** Start of Stored records **

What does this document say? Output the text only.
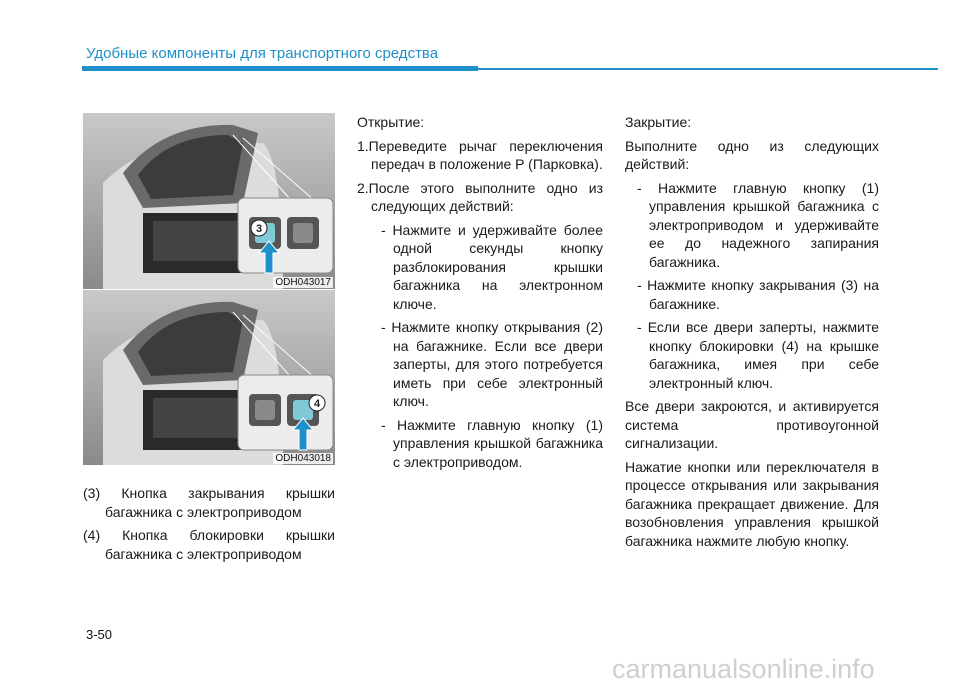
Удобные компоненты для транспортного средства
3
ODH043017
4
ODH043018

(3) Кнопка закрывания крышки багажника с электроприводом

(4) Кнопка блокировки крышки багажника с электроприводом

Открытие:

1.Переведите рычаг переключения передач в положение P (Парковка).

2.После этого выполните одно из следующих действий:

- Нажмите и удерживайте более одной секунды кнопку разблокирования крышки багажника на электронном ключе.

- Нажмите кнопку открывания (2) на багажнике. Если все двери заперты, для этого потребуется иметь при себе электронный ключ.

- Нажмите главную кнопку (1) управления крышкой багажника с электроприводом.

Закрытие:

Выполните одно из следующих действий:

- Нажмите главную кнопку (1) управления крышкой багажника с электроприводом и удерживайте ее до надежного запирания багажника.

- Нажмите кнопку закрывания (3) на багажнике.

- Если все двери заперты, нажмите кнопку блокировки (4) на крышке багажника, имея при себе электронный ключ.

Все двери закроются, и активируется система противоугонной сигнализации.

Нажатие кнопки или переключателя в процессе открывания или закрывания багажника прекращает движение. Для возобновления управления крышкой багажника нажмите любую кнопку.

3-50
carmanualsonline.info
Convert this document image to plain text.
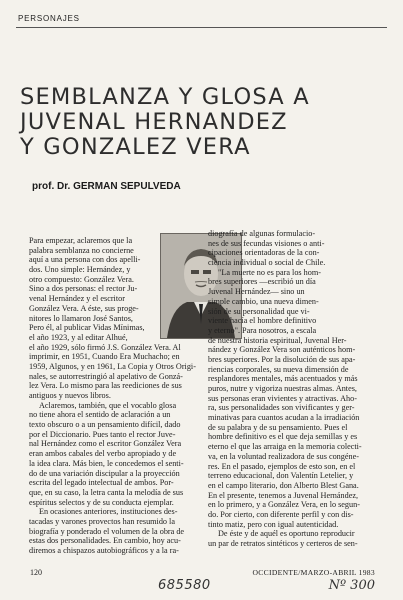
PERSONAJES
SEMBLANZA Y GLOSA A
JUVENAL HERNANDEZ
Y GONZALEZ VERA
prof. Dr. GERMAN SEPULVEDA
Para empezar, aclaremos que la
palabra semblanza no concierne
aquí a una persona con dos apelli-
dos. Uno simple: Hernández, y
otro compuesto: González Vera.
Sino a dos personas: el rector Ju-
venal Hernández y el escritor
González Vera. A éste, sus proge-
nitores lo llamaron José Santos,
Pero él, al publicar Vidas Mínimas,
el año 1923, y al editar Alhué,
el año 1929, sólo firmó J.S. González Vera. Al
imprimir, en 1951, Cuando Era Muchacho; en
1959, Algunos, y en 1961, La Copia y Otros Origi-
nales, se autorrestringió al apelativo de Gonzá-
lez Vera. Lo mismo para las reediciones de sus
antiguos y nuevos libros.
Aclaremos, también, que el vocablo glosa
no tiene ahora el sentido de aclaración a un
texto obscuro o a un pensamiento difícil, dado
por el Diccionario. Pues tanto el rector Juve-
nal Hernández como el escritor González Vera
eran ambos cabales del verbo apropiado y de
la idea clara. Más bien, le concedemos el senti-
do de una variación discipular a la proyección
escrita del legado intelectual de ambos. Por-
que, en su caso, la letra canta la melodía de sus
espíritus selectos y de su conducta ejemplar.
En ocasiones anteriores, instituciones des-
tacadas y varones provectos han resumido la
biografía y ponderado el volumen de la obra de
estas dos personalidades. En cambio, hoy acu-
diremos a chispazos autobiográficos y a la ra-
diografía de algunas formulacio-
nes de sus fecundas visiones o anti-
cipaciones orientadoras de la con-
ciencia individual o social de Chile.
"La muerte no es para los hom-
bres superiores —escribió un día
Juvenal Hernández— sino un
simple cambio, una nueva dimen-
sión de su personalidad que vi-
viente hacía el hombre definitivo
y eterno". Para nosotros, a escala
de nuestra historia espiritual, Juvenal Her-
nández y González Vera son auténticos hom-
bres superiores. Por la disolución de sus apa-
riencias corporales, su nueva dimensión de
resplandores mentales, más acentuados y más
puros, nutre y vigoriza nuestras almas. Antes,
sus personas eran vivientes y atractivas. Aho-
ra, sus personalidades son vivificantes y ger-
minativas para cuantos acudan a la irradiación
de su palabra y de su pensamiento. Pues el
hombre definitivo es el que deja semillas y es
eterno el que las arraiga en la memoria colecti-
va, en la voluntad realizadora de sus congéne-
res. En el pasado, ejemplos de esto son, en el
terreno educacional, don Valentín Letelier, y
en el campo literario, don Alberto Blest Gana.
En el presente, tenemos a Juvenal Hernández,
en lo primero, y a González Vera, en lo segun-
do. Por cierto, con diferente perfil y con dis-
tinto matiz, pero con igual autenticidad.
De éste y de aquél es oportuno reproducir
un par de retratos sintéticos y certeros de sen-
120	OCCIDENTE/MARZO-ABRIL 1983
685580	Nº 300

** End of Stored records **

Filter the listing above for the string "eran" and copy every matching line.

Problem solution:
eran ambos cabales del verbo apropiado y de
sus personas eran vivientes y atractivas. Aho-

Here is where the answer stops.